begin TEXT PROVIDED

# Name help!



## Crazy_cat_lady (28 August 2020)

so all being well I'm picking up the rather gorgeous person shown below in 3 weeks time 😍

However i cannot come up with a name for her. Obviously on "meeting" her and having her around the place one may pop into my head. I like the name Poppy but my mum's ragdoll is called that so I can't really use that. I quite like 2 syllable names. I rather like the name Moet but OH says he will just call her Mo and he supports Liverpool and they have a player called Mo Salah- I support their arch rivals Manchester United so I cant be having that!!

Other possibilities are Zoe and Mia but for some reason they don't quite "go"

The breeder said she is naughty and a little minx 🤣


----------



## cobgoblin (28 August 2020)

She looks lie a Fifi Trixiebelle. 

What a pretty cat!


----------



## Lindylouanne (28 August 2020)

Whatever you call her she is gorgeous. Portia, Polly, Sophie.

All my cats are old now and I’m telling everyone I’m not having any more but seeing all the new HHO kittens is making it very very hard not to buckle 😁


----------



## Rumtytum (28 August 2020)

She’s gorgeous 💓!
I like Sushi (as a name, not to eat 😀)


----------



## silv (28 August 2020)

Edwina springs to mind, she’s beautiful


----------



## SashaBabe (28 August 2020)

She's beautiful. I would call her Mabel


----------



## splashgirl45 (28 August 2020)

she is lovely,  phoebe,  pushkin,  buffy,  puffa,  bella


----------



## cobgoblin (28 August 2020)

If she's a little minx, how about Pandora?

Or Zsa Zsa.


----------



## Amymay (28 August 2020)

Pebbles 💕💕


----------



## scats (28 August 2020)

Oh she’s gorgeous!

Looking at her, the name Tilly popped into my head.  Or Missy.


----------



## GinnyWeasley (28 August 2020)

end TEXT PROVIDED
begin RECORD LIST

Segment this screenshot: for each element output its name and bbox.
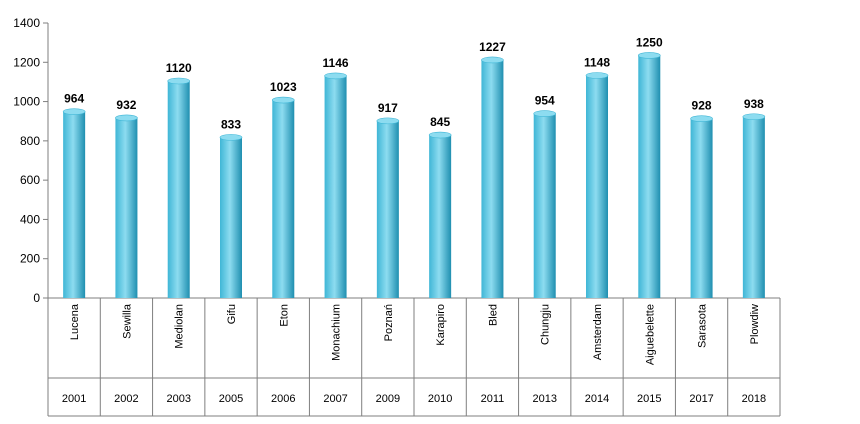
x-year-label: 2018 <box>742 393 766 405</box>
bar <box>533 113 556 298</box>
x-year-label: 2001 <box>62 393 86 405</box>
bar-cap <box>428 131 452 139</box>
x-year-label: 2002 <box>114 393 138 405</box>
y-tick-label: 400 <box>20 212 40 226</box>
bar-cap <box>219 134 243 141</box>
bar <box>272 100 295 298</box>
x-category-label: Amsterdam <box>592 304 604 360</box>
x-year-label: 2007 <box>323 393 347 405</box>
x-category-label: Karapiro <box>435 304 447 346</box>
bar <box>638 55 661 298</box>
bar-cap <box>690 115 713 123</box>
bar-cap <box>62 108 86 115</box>
bar-cap <box>376 117 400 125</box>
bar-value-label: 938 <box>744 97 764 111</box>
bar <box>115 117 138 298</box>
x-category-label: Sewilla <box>121 303 133 339</box>
x-year-label: 2011 <box>481 393 505 405</box>
bar <box>63 111 86 299</box>
x-category-label: Mediolan <box>174 304 186 349</box>
bar-value-label: 954 <box>535 94 555 108</box>
bar-value-label: 964 <box>64 92 84 106</box>
y-tick-label: 600 <box>20 173 40 187</box>
bar-value-label: 928 <box>692 99 712 113</box>
x-category-label: Bled <box>487 304 499 326</box>
x-year-label: 2010 <box>428 393 452 405</box>
bar-value-label: 845 <box>430 115 450 129</box>
bar-cap <box>271 96 295 104</box>
x-category-label: Gifu <box>226 304 238 324</box>
bar-value-label: 1023 <box>270 80 297 94</box>
bar-value-label: 932 <box>116 98 136 112</box>
bar <box>690 118 713 298</box>
x-year-label: 2017 <box>689 393 713 405</box>
bar <box>742 116 765 298</box>
x-year-label: 2009 <box>376 393 400 405</box>
x-year-label: 2013 <box>532 393 556 405</box>
bar-value-label: 1227 <box>479 40 506 54</box>
bar-value-label: 1250 <box>636 35 663 49</box>
bar <box>429 135 452 298</box>
bar-value-label: 917 <box>378 101 398 115</box>
bar-cap <box>167 77 191 85</box>
bar-cap <box>481 56 504 64</box>
y-tick-label: 1200 <box>13 55 40 69</box>
y-tick-label: 0 <box>33 291 40 305</box>
y-tick-label: 1000 <box>13 95 40 109</box>
y-tick-label: 1400 <box>13 16 40 30</box>
bar-value-label: 1146 <box>323 56 349 70</box>
y-tick-label: 800 <box>20 134 40 148</box>
bar-cap <box>585 72 609 79</box>
x-year-label: 2005 <box>219 393 243 405</box>
x-category-label: Monachium <box>331 304 343 361</box>
x-category-label: Chungju <box>540 304 552 345</box>
x-category-label: Sarasota <box>697 303 709 348</box>
bar <box>220 137 242 298</box>
bar-cap <box>533 110 557 117</box>
bar-value-label: 1148 <box>584 56 610 70</box>
x-category-label: Plowdiw <box>749 304 761 344</box>
x-category-label: Poznań <box>383 304 395 341</box>
bar <box>167 81 190 298</box>
y-tick-label: 200 <box>20 252 40 266</box>
x-category-label: Aiguebelette <box>644 304 656 365</box>
bar <box>481 59 504 298</box>
x-year-label: 2015 <box>637 393 661 405</box>
bar-cap <box>742 113 766 121</box>
bar <box>376 120 399 298</box>
x-year-label: 2014 <box>585 393 609 405</box>
x-year-label: 2003 <box>166 393 190 405</box>
bar-value-label: 1120 <box>166 61 192 75</box>
x-year-label: 2006 <box>271 393 295 405</box>
bar-cap <box>324 72 347 80</box>
bar <box>324 75 347 299</box>
bar-cap <box>637 52 661 59</box>
x-category-label: Eton <box>278 304 290 327</box>
bar-value-label: 833 <box>221 117 241 131</box>
bar-cap <box>115 114 138 122</box>
x-category-label: Lucena <box>69 303 81 340</box>
bar <box>586 75 608 298</box>
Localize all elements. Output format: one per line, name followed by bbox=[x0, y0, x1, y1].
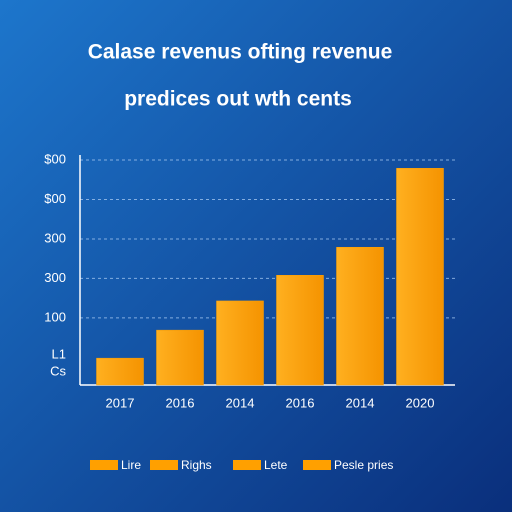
y-tick-label: $00 bbox=[44, 151, 66, 166]
legend-label: Lire bbox=[121, 458, 141, 472]
x-tick-label: 2016 bbox=[166, 395, 195, 410]
legend-swatch bbox=[303, 460, 331, 470]
x-tick-label: 2017 bbox=[106, 395, 135, 410]
x-tick-label: 2014 bbox=[226, 395, 255, 410]
legend-swatch bbox=[150, 460, 178, 470]
bar bbox=[96, 357, 144, 386]
chart-title: Calase revenus ofting revenue bbox=[88, 41, 393, 64]
bar bbox=[276, 275, 324, 386]
bar bbox=[156, 329, 204, 386]
bar bbox=[216, 300, 264, 386]
x-tick-label: 2020 bbox=[406, 395, 435, 410]
y-tick-label: $00 bbox=[44, 191, 66, 206]
legend-swatch bbox=[90, 460, 118, 470]
x-tick-label: 2014 bbox=[346, 395, 375, 410]
legend-label: Lete bbox=[264, 458, 288, 472]
y-tick-label: 100 bbox=[44, 309, 66, 324]
legend-swatch bbox=[233, 460, 261, 470]
bar bbox=[396, 168, 444, 386]
y-tick-label: 300 bbox=[44, 270, 66, 285]
annotation: Cs bbox=[50, 363, 66, 378]
x-tick-label: 2016 bbox=[286, 395, 315, 410]
chart-subtitle: predices out wth cents bbox=[124, 88, 352, 111]
bar bbox=[336, 246, 384, 386]
legend-label: Righs bbox=[181, 458, 212, 472]
y-tick-label: 300 bbox=[44, 230, 66, 245]
legend-label: Pesle pries bbox=[334, 458, 393, 472]
annotation: L1 bbox=[52, 346, 66, 361]
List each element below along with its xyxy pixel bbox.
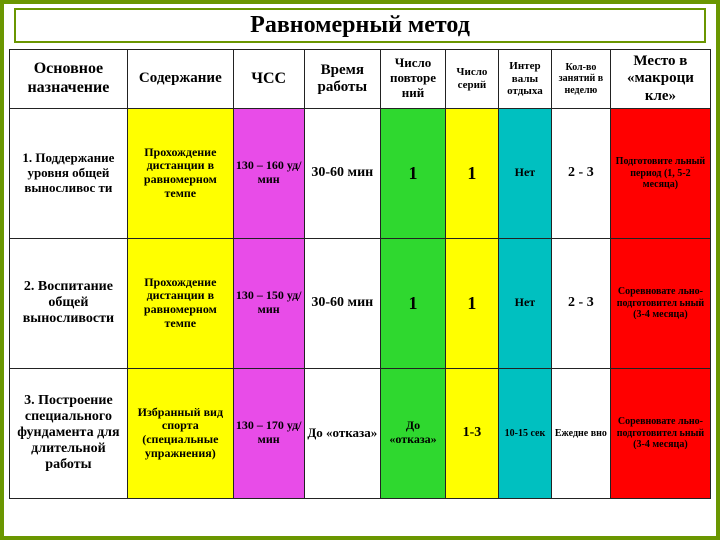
cell-0-7: 2 - 3	[551, 108, 610, 238]
table-row: 2. Воспитание общей выносливостиПрохожде…	[10, 238, 711, 368]
cell-0-1: Прохождение дистанции в равномерном темп…	[127, 108, 233, 238]
col-header-3: Время работы	[304, 50, 381, 109]
cell-0-4: 1	[381, 108, 446, 238]
cell-2-5: 1-3	[445, 368, 498, 498]
cell-0-6: Нет	[498, 108, 551, 238]
col-header-4: Число повторе ний	[381, 50, 446, 109]
table-row: 1. Поддержание уровня общей выносливос т…	[10, 108, 711, 238]
cell-0-3: 30-60 мин	[304, 108, 381, 238]
table-header: Основное назначениеСодержаниеЧССВремя ра…	[10, 50, 711, 109]
cell-2-7: Ежедне вно	[551, 368, 610, 498]
cell-2-2: 130 – 170 уд/мин	[233, 368, 304, 498]
cell-1-4: 1	[381, 238, 446, 368]
cell-2-6: 10-15 сек	[498, 368, 551, 498]
cell-1-5: 1	[445, 238, 498, 368]
cell-0-8: Подготовите льный период (1, 5-2 месяца)	[610, 108, 710, 238]
col-header-5: Число серий	[445, 50, 498, 109]
cell-2-0: 3. Построение специального фундамента дл…	[10, 368, 128, 498]
col-header-1: Содержание	[127, 50, 233, 109]
col-header-8: Место в «макроци кле»	[610, 50, 710, 109]
col-header-7: Кол-во занятий в неделю	[551, 50, 610, 109]
cell-0-5: 1	[445, 108, 498, 238]
col-header-2: ЧСС	[233, 50, 304, 109]
table-row: 3. Построение специального фундамента дл…	[10, 368, 711, 498]
cell-1-1: Прохождение дистанции в равномерном темп…	[127, 238, 233, 368]
cell-1-2: 130 – 150 уд/мин	[233, 238, 304, 368]
cell-2-1: Избранный вид спорта (специальные упражн…	[127, 368, 233, 498]
cell-0-2: 130 – 160 уд/мин	[233, 108, 304, 238]
cell-1-8: Соревновате льно- подготовител ьный (3-4…	[610, 238, 710, 368]
cell-1-6: Нет	[498, 238, 551, 368]
cell-0-0: 1. Поддержание уровня общей выносливос т…	[10, 108, 128, 238]
page-title: Равномерный метод	[16, 12, 704, 39]
cell-1-0: 2. Воспитание общей выносливости	[10, 238, 128, 368]
method-table: Основное назначениеСодержаниеЧССВремя ра…	[9, 49, 711, 499]
col-header-0: Основное назначение	[10, 50, 128, 109]
cell-2-4: До «отказа»	[381, 368, 446, 498]
cell-2-3: До «отказа»	[304, 368, 381, 498]
cell-2-8: Соревновате льно- подготовител ьный (3-4…	[610, 368, 710, 498]
col-header-6: Интер валы отдыха	[498, 50, 551, 109]
cell-1-7: 2 - 3	[551, 238, 610, 368]
cell-1-3: 30-60 мин	[304, 238, 381, 368]
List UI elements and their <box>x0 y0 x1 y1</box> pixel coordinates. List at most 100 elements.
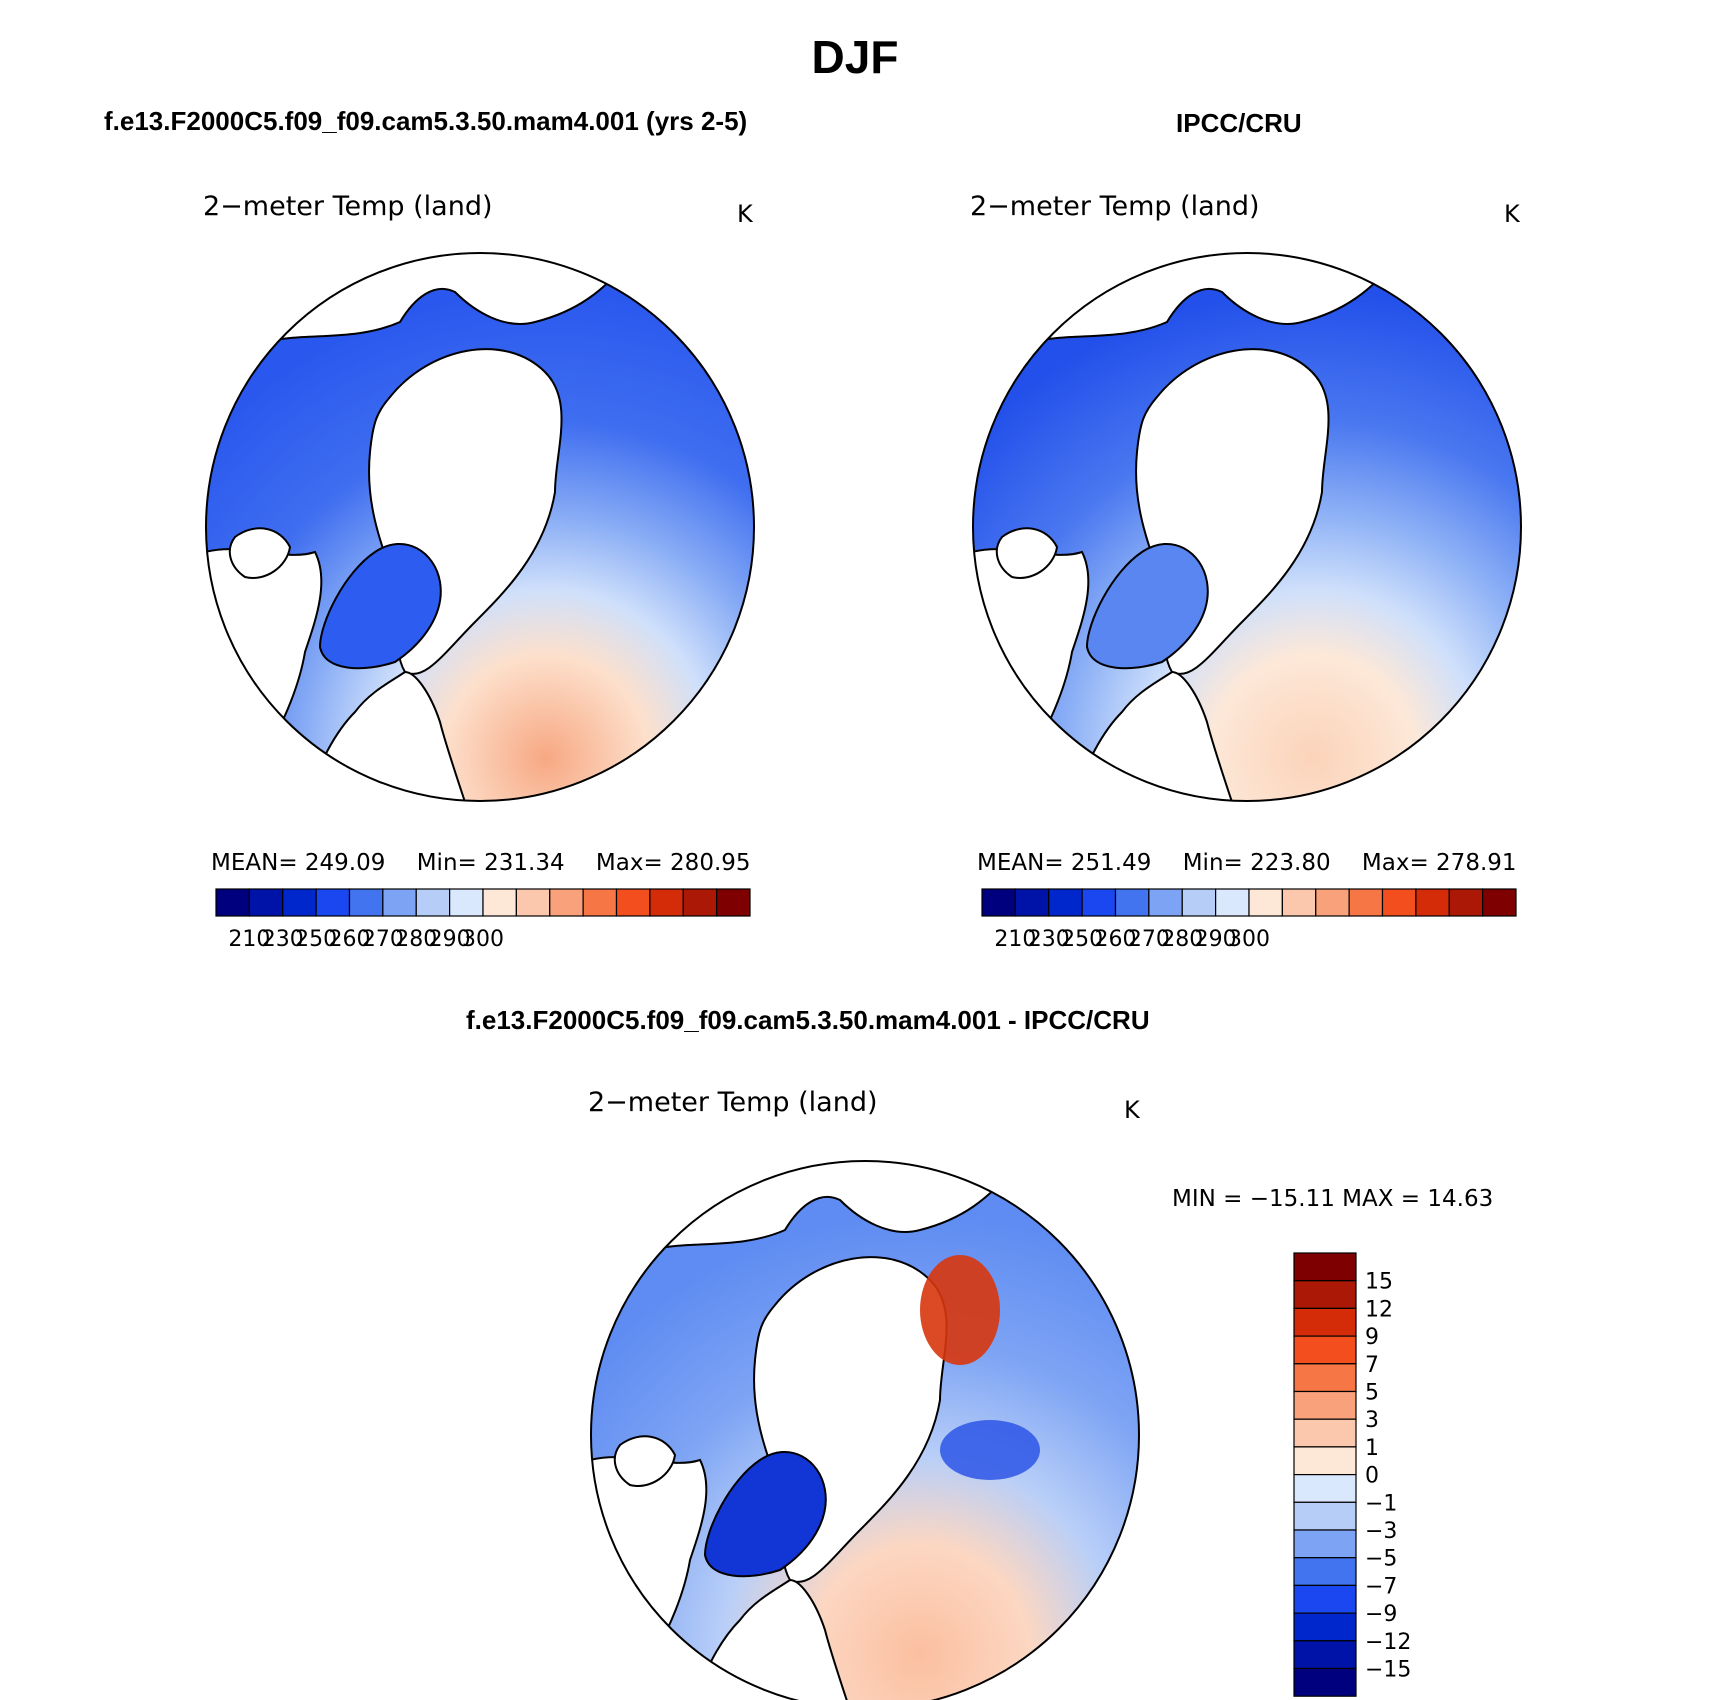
panel2-colorbar-swatch-7 <box>1215 888 1250 917</box>
panel3-colorbar-tick-label-14: −15 <box>1365 1658 1411 1683</box>
panel2-colorbar-tick-label-1: 230 <box>1028 927 1070 952</box>
panel3-colorbar-tick-label-11: −7 <box>1365 1574 1397 1599</box>
panel1-colorbar-swatch-6 <box>415 888 451 917</box>
panel2-colorbar-tick-label-0: 210 <box>994 927 1036 952</box>
panel3-colorbar-swatch-9 <box>1293 1501 1357 1531</box>
panel3-colorbar-swatch-3 <box>1293 1335 1357 1365</box>
panel2-colorbar-swatch-6 <box>1181 888 1217 917</box>
panel3-colorbar-swatch-14 <box>1293 1640 1357 1670</box>
panel1-colorbar-swatch-7 <box>449 888 484 917</box>
panel3-colorbar-swatch-8 <box>1293 1474 1357 1503</box>
panel3-colorbar-tick-label-7: 0 <box>1365 1464 1379 1489</box>
panel2-colorbar-swatch-1 <box>1014 888 1050 917</box>
panel3-colorbar-swatch-2 <box>1293 1307 1357 1337</box>
panel1-case-title: f.e13.F2000C5.f09_f09.cam5.3.50.mam4.001… <box>104 106 748 136</box>
panel1-colorbar-swatch-13 <box>649 888 684 917</box>
panel2-map-boundary <box>972 252 1522 802</box>
panel1-colorbar-tick-label-7: 300 <box>462 927 504 952</box>
panel3-map-boundary <box>590 1160 1140 1700</box>
panel2-colorbar-swatch-5 <box>1148 888 1183 917</box>
panel2-colorbar-swatch-15 <box>1482 888 1517 917</box>
panel2-colorbar-swatch-13 <box>1415 888 1450 917</box>
panel3-units: K <box>1124 1096 1140 1124</box>
panel1-colorbar-tick-label-3: 260 <box>329 927 371 952</box>
panel3-colorbar-tick-label-5: 3 <box>1365 1408 1379 1433</box>
panel3-colorbar-swatch-6 <box>1293 1418 1357 1448</box>
panel3-colorbar-tick-label-1: 12 <box>1365 1297 1393 1322</box>
panel1-colorbar-swatch-1 <box>248 888 284 917</box>
panel2-colorbar-swatch-0 <box>981 888 1016 917</box>
panel1-colorbar-swatch-9 <box>515 888 551 917</box>
panel1-greenland <box>318 542 442 670</box>
panel1-plot-title: 2−meter Temp (land) <box>203 191 493 222</box>
panel3-stats: MIN = −15.11 MAX = 14.63 <box>1172 1186 1494 1212</box>
panel1-colorbar-swatch-14 <box>682 888 718 917</box>
panel3-colorbar-tick-label-9: −3 <box>1365 1519 1397 1544</box>
panel1-hudson-bay <box>228 527 292 579</box>
panel3-colorbar-swatch-10 <box>1293 1529 1357 1559</box>
panel3-colorbar-swatch-4 <box>1293 1363 1357 1393</box>
panel3-colorbar-tick-label-8: −1 <box>1365 1491 1397 1516</box>
panel1-colorbar-swatch-5 <box>382 888 417 917</box>
panel1-colorbar-swatch-2 <box>282 888 317 917</box>
panel2-colorbar-swatch-8 <box>1248 888 1283 917</box>
panel2-colorbar-tick-label-3: 260 <box>1095 927 1137 952</box>
panel2-colorbar-swatch-10 <box>1315 888 1350 917</box>
panel1-colorbar-swatch-8 <box>482 888 517 917</box>
panel1-colorbar-swatch-10 <box>549 888 584 917</box>
panel3-colorbar-swatch-15 <box>1293 1667 1357 1697</box>
panel3-siberia-warm-anomaly <box>920 1255 1000 1365</box>
panel2-max-label: Max= <box>1361 850 1429 876</box>
panel2-colorbar-swatch-14 <box>1448 888 1484 917</box>
panel3-colorbar-swatch-11 <box>1293 1557 1357 1587</box>
panel2-colorbar-tick-label-4: 270 <box>1128 927 1170 952</box>
panel1-colorbar-swatch-3 <box>315 888 351 917</box>
panel3-colorbar-swatch-0 <box>1293 1252 1357 1282</box>
panel1-colorbar-tick-label-6: 290 <box>429 927 471 952</box>
panel2-colorbar-swatch-11 <box>1348 888 1384 917</box>
panel1-mean-label: MEAN= <box>211 850 298 876</box>
panel1-map-boundary <box>205 252 755 802</box>
panel1-colorbar-tick-label-0: 210 <box>228 927 270 952</box>
panel2-colorbar-swatch-2 <box>1048 888 1083 917</box>
panel3-case-title: f.e13.F2000C5.f09_f09.cam5.3.50.mam4.001… <box>466 1005 1150 1035</box>
panel2-stats: MEAN= 251.49 Min= 223.80 Max= 278.91 <box>977 850 1517 876</box>
panel3-colorbar-swatch-7 <box>1293 1446 1357 1476</box>
panel2-colorbar-swatch-9 <box>1281 888 1317 917</box>
panel3-colorbar-swatch-5 <box>1293 1390 1357 1420</box>
panel1-stats: MEAN= 249.09 Min= 231.34 Max= 280.95 <box>211 850 751 876</box>
panel1-mean-value: 249.09 <box>304 850 386 876</box>
panel2-colorbar-tick-label-5: 280 <box>1161 927 1203 952</box>
panel1-max-label: Max= <box>595 850 663 876</box>
panel2-case-title: IPCC/CRU <box>1176 108 1302 138</box>
panel3-colorbar-tick-label-4: 5 <box>1365 1381 1379 1406</box>
figure-title: DJF <box>811 31 899 83</box>
panel3-colorbar-tick-label-12: −9 <box>1365 1602 1397 1627</box>
panel3-colorbar-tick-label-10: −5 <box>1365 1547 1397 1572</box>
panel3-colorbar-swatch-12 <box>1293 1584 1357 1614</box>
panel3-colorbar-tick-label-13: −12 <box>1365 1630 1411 1655</box>
panel2-max-value: 278.91 <box>1436 850 1517 876</box>
panel1-colorbar-swatch-15 <box>716 888 751 917</box>
panel2-colorbar-tick-label-7: 300 <box>1228 927 1270 952</box>
panel1-colorbar-tick-label-5: 280 <box>395 927 437 952</box>
panel3-plot-title: 2−meter Temp (land) <box>588 1087 878 1118</box>
panel2-colorbar-tick-label-6: 290 <box>1195 927 1237 952</box>
panel1-colorbar-tick-label-4: 270 <box>362 927 404 952</box>
panel3-colorbar-swatch-1 <box>1293 1280 1357 1310</box>
panel3-greenland <box>703 1450 827 1578</box>
panel2-colorbar-tick-label-2: 250 <box>1061 927 1103 952</box>
panel2-units: K <box>1504 200 1520 228</box>
panel3-polar-map <box>590 1160 1140 1700</box>
panel1-polar-map <box>205 252 755 802</box>
panel2-colorbar-swatch-4 <box>1114 888 1150 917</box>
panel2-hudson-bay <box>995 527 1059 579</box>
panel2-plot-title: 2−meter Temp (land) <box>970 191 1260 222</box>
panel1-min-label: Min= <box>416 850 477 876</box>
panel2-colorbar-swatch-3 <box>1081 888 1117 917</box>
panel1-colorbar-swatch-4 <box>348 888 384 917</box>
panel2-greenland <box>1085 542 1209 670</box>
panel1-max-value: 280.95 <box>670 850 751 876</box>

end RECORD LIST

## AIM OF THE EXERCISE
Reproduce the part of the thread between "## splashgirl45 (28" and "Or Zsa Zsa.", inclusive, switching "Pandora" to "Cleo". This data stands apart from the thread and is a separate body of material.

## ANSWER BELOW
## splashgirl45 (28 August 2020)

she is lovely,  phoebe,  pushkin,  buffy,  puffa,  bella


----------



## cobgoblin (28 August 2020)

If she's a little minx, how about Cleo?

Or Zsa Zsa.